SHORT TASK>
Isolate every line in the data with the string "Fischermeier" and copy it.

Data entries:
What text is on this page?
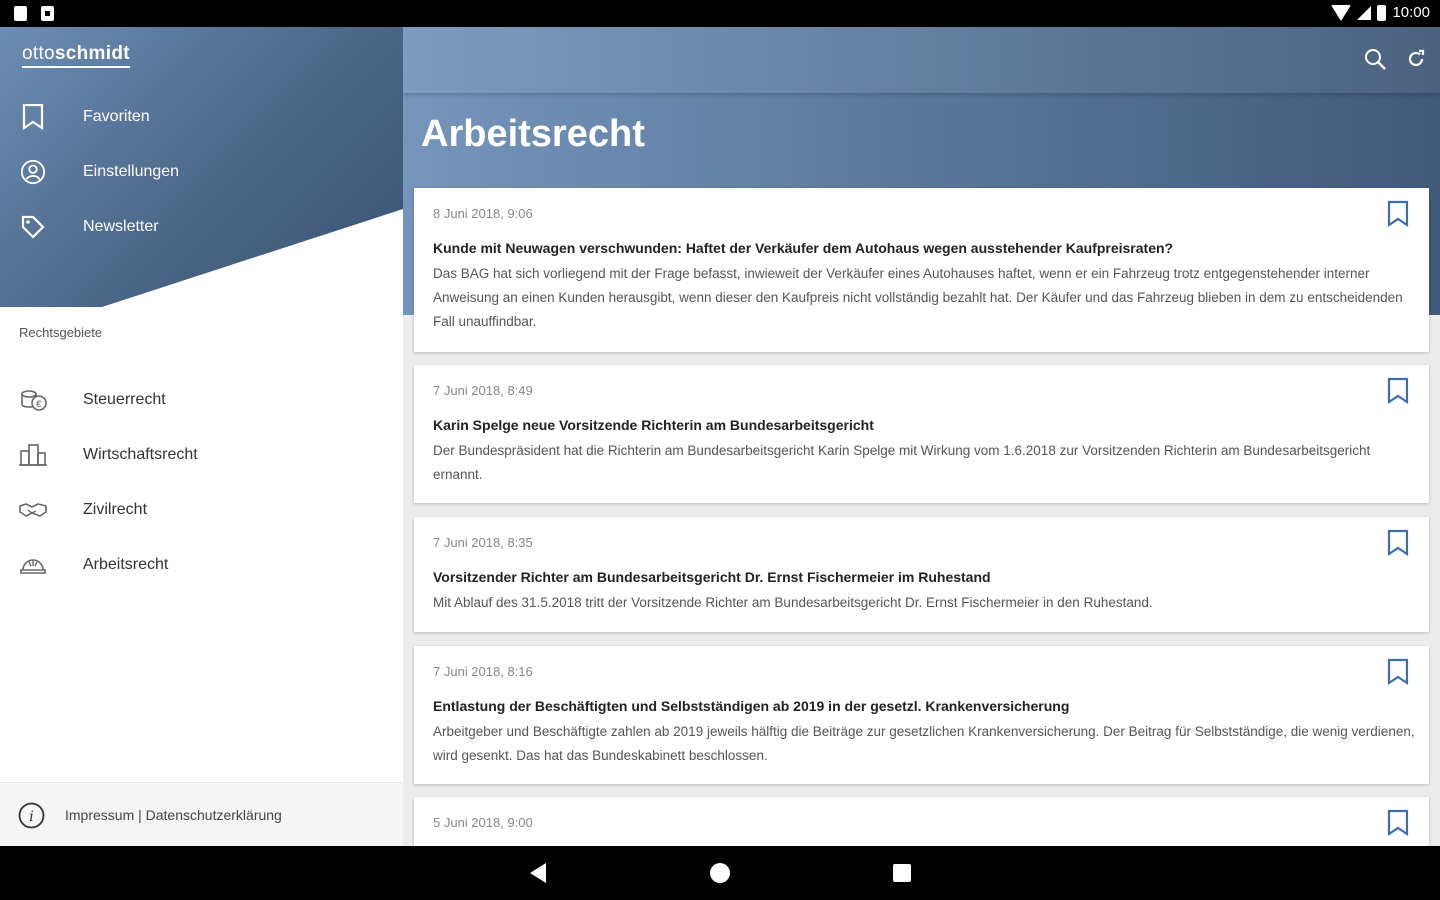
10:00
ottoschmidt
Favoriten
Einstellungen
Newsletter
Rechtsgebiete
€	Steuerrecht
Wirtschaftsrecht
Zivilrecht
Arbeitsrecht
i Impressum | Datenschutzerklärung
Arbeitsrecht
8 Juni 2018, 9:06
Kunde mit Neuwagen verschwunden: Haftet der Verkäufer dem Autohaus wegen ausstehender Kaufpreisraten?
Das BAG hat sich vorliegend mit der Frage befasst, inwieweit der Verkäufer eines Autohauses haftet, wenn er ein Fahrzeug trotz entgegenstehender interner Anweisung an einen Kunden herausgibt, wenn dieser den Kaufpreis nicht vollständig bezahlt hat. Der Käufer und das Fahrzeug blieben in dem zu entscheidenden Fall unauffindbar.
7 Juni 2018, 8:49
Karin Spelge neue Vorsitzende Richterin am Bundesarbeitsgericht
Der Bundespräsident hat die Richterin am Bundesarbeitsgericht Karin Spelge mit Wirkung vom 1.6.2018 zur Vorsitzenden Richterin am Bundesarbeitsgericht ernannt.
7 Juni 2018, 8:35
Vorsitzender Richter am Bundesarbeitsgericht Dr. Ernst Fischermeier im Ruhestand
Mit Ablauf des 31.5.2018 tritt der Vorsitzende Richter am Bundesarbeitsgericht Dr. Ernst Fischermeier in den Ruhestand.
7 Juni 2018, 8:16
Entlastung der Beschäftigten und Selbstständigen ab 2019 in der gesetzl. Krankenversicherung
Arbeitgeber und Beschäftigte zahlen ab 2019 jeweils hälftig die Beiträge zur gesetzlichen Krankenversicherung. Der Beitrag für Selbstständige, die wenig verdienen, wird gesenkt. Das hat das Bundeskabinett beschlossen.
5 Juni 2018, 9:00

WRITTEN RESPONSE>
Vorsitzender Richter am Bundesarbeitsgericht Dr. Ernst Fischermeier im Ruhestand
Mit Ablauf des 31.5.2018 tritt der Vorsitzende Richter am Bundesarbeitsgericht Dr. Ernst Fischermeier in den Ruhestand.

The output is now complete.